What you should do: Check each line of the data below for the word "JSON", then extract the ones that have it.

Material provided:
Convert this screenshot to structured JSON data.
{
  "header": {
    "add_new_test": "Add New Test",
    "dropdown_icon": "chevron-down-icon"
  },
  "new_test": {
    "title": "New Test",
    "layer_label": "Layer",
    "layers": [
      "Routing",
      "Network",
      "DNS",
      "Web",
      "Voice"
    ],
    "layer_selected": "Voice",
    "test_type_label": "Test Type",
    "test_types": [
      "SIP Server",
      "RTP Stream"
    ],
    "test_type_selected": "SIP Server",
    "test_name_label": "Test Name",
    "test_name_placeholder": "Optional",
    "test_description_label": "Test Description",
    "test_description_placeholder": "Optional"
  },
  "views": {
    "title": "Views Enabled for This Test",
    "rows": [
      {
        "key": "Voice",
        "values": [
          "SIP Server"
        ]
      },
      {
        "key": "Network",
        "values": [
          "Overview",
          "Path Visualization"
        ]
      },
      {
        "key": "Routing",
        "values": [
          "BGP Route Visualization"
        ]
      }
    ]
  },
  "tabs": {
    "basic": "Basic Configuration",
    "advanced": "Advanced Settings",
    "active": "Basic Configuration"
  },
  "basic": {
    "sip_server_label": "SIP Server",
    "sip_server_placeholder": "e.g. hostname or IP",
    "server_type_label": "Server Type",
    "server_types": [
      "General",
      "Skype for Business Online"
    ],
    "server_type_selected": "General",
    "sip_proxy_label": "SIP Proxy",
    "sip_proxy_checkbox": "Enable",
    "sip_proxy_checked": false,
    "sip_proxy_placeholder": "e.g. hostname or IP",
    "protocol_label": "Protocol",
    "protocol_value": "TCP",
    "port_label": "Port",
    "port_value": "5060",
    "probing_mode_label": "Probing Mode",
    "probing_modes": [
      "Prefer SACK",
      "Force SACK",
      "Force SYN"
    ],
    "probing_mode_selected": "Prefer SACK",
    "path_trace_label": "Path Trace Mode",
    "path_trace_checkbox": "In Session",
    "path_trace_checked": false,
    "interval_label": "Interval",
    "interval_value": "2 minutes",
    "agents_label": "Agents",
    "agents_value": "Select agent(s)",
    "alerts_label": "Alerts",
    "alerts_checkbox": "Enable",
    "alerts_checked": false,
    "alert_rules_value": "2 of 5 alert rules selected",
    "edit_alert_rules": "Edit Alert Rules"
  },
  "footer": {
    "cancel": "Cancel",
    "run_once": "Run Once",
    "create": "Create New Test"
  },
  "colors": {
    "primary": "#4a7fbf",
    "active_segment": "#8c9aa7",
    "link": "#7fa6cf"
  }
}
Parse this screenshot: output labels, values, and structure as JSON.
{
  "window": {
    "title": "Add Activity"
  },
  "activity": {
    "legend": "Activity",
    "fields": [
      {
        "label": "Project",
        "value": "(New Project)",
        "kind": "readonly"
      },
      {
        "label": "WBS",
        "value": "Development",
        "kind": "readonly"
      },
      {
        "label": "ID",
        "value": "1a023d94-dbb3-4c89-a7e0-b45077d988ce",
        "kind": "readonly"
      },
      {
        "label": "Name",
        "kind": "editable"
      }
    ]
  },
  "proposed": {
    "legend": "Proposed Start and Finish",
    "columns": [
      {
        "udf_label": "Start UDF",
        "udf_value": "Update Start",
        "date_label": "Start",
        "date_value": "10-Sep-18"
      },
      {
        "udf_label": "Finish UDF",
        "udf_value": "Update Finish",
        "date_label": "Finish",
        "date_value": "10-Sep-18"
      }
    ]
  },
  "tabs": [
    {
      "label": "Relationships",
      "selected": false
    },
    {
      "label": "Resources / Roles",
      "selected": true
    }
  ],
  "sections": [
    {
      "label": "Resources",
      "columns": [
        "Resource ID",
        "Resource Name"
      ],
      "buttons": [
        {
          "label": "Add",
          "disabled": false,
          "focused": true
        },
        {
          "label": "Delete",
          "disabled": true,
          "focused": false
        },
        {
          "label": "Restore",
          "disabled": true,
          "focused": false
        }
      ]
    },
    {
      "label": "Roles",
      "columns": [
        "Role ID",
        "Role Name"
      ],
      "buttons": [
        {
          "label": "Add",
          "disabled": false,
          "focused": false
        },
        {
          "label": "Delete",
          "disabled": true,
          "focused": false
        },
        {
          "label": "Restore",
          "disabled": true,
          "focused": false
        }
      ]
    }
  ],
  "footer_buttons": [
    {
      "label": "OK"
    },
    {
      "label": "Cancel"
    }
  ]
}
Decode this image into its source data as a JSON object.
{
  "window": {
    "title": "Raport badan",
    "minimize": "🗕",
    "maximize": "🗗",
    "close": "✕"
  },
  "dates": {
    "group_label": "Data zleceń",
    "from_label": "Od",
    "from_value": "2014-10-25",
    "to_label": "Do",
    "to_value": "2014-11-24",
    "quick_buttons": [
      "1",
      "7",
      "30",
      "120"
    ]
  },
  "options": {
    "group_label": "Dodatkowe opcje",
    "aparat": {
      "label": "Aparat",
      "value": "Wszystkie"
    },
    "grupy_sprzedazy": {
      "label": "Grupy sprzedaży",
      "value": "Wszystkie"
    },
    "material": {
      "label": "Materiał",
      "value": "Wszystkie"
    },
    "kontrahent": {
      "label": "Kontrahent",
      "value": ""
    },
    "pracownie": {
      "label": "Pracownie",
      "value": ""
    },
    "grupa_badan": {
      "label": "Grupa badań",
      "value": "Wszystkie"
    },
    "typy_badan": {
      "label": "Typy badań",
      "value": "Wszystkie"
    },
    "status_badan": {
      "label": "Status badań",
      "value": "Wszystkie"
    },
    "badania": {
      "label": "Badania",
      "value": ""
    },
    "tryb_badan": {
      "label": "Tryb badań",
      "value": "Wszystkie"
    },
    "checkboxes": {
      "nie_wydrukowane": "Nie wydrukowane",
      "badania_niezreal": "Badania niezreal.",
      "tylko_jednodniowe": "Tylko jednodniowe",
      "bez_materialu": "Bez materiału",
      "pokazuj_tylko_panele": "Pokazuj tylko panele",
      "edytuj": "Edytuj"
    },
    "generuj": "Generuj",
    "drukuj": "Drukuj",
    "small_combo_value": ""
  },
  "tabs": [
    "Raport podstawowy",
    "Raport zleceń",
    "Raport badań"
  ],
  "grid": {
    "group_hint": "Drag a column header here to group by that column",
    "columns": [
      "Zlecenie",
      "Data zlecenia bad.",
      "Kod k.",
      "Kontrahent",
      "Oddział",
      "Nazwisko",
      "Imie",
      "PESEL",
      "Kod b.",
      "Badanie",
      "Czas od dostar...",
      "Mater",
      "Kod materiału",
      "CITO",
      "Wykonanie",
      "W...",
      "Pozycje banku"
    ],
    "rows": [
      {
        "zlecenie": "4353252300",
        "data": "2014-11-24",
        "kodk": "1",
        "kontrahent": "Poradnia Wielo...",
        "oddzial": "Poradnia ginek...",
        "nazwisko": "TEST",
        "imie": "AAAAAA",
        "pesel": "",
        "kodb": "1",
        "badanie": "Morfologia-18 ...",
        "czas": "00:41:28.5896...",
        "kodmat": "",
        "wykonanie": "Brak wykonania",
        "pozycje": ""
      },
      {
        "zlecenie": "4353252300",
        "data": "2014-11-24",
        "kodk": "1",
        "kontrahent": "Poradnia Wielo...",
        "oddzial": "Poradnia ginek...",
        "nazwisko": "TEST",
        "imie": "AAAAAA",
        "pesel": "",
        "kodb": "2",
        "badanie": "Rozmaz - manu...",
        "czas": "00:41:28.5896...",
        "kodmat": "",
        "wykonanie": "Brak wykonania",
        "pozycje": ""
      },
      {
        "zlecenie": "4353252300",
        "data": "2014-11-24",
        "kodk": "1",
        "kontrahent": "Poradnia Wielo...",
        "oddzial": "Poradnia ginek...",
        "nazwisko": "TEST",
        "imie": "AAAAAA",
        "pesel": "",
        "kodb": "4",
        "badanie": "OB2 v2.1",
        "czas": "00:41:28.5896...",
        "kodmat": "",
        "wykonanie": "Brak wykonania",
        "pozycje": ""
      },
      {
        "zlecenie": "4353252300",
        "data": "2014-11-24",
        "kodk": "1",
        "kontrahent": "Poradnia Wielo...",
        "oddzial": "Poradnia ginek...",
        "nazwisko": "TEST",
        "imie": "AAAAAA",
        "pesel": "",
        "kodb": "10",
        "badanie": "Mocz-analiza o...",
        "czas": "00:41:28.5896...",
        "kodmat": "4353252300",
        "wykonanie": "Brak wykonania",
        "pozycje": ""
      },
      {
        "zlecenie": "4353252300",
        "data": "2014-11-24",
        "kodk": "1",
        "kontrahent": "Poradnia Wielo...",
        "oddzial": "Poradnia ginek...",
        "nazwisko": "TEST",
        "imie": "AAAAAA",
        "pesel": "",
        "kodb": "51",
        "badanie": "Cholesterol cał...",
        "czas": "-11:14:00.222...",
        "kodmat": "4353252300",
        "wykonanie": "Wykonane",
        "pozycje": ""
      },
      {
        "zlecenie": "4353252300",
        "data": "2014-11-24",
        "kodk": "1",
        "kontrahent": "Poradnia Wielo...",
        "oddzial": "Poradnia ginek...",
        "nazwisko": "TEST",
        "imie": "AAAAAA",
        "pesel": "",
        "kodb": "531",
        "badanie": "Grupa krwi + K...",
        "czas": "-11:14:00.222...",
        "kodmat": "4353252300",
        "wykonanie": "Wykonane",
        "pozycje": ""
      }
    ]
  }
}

Task response:
Convert this screenshot to structured JSON data.
Parse this screenshot: output labels, values, and structure as JSON.
Decode this image into its source data as a JSON object.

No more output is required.